▶ **What to produce**: Copy out all lines where "图书系列" appears.
***** Supplied material
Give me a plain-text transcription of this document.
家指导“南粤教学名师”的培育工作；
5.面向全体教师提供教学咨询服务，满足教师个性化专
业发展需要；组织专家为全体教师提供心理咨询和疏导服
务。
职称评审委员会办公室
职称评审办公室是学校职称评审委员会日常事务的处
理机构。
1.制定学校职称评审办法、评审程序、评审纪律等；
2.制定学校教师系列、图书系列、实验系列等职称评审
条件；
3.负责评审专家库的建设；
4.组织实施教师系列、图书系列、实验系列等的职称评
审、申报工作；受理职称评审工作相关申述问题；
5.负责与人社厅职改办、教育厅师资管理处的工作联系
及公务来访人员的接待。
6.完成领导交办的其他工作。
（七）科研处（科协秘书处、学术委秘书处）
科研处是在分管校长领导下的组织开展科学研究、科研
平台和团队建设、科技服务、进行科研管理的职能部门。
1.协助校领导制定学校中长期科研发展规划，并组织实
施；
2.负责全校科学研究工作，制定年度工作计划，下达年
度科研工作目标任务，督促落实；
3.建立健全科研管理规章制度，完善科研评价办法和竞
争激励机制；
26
**********
▶ **Exercise response**:
2.制定学校教师系列、图书系列、实验系列等职称评审
4.组织实施教师系列、图书系列、实验系列等的职称评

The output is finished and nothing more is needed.